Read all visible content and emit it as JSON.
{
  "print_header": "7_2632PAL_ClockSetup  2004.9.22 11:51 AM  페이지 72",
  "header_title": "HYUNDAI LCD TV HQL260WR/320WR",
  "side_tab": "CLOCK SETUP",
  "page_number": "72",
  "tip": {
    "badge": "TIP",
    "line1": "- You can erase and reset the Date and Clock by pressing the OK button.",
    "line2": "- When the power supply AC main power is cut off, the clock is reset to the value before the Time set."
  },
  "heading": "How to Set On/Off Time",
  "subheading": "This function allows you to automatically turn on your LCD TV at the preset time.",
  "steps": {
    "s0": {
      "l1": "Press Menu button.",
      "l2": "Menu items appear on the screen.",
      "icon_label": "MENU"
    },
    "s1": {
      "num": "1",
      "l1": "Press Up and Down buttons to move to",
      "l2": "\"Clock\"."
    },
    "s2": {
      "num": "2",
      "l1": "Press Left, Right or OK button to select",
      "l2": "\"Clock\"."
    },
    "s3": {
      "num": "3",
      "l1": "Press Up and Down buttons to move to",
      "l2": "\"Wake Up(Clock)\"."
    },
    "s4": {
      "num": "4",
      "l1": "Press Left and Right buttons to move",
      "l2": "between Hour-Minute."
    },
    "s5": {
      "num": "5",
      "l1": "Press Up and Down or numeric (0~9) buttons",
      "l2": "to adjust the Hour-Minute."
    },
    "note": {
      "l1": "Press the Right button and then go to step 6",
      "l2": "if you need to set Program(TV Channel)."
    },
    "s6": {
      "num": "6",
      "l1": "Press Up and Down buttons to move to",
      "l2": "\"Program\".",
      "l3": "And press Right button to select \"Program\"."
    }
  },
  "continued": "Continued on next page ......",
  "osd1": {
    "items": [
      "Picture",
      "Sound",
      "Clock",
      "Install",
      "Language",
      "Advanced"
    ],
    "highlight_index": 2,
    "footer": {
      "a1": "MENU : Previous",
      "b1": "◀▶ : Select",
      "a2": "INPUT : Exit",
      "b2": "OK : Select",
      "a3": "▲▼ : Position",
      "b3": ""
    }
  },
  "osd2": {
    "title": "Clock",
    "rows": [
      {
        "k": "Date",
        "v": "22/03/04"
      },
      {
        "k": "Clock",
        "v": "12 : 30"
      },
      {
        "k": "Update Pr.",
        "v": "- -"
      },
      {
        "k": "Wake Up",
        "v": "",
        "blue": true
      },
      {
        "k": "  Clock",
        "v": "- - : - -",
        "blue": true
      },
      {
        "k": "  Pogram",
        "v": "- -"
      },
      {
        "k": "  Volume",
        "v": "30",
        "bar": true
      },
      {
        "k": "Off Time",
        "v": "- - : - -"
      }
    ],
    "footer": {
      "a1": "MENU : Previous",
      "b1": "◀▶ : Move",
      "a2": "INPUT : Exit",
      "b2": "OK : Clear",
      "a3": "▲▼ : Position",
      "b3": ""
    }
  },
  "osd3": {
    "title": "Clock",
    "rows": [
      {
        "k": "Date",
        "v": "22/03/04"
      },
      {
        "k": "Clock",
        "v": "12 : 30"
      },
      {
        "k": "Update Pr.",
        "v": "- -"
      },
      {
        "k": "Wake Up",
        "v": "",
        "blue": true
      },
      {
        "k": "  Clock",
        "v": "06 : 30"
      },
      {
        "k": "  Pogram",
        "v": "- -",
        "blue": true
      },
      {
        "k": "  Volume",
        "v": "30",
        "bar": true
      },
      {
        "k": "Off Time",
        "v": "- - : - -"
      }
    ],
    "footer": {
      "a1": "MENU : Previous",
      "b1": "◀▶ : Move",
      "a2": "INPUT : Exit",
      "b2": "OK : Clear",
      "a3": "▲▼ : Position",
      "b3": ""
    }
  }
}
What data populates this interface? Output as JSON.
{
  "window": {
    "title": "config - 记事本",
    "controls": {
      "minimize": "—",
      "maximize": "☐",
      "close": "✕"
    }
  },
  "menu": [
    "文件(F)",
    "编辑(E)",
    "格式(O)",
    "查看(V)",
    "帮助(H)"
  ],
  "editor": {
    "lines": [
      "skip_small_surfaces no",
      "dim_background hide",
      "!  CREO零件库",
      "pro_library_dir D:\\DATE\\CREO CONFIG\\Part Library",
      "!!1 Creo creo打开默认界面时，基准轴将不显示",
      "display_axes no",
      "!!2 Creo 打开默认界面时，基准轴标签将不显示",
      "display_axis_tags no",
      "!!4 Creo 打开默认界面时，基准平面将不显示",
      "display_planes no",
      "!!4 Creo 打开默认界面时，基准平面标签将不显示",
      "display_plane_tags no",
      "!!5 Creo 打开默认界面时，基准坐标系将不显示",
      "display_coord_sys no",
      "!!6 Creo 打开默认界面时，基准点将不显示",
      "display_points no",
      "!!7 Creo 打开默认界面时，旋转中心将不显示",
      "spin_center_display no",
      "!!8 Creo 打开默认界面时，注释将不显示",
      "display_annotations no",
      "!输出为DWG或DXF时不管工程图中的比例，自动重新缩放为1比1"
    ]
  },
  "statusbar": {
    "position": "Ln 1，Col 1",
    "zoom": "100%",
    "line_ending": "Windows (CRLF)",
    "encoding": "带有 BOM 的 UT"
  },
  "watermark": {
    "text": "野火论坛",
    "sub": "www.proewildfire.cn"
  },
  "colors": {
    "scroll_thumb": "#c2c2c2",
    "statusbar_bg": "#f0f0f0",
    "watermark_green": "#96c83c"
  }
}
━━━━━━━━━━━━━━━━━━━━
Collect every line with the string "items" from the records, and copy each.

Exercise solution ▸
      "l2": "Menu items appear on the screen.",
    "items": [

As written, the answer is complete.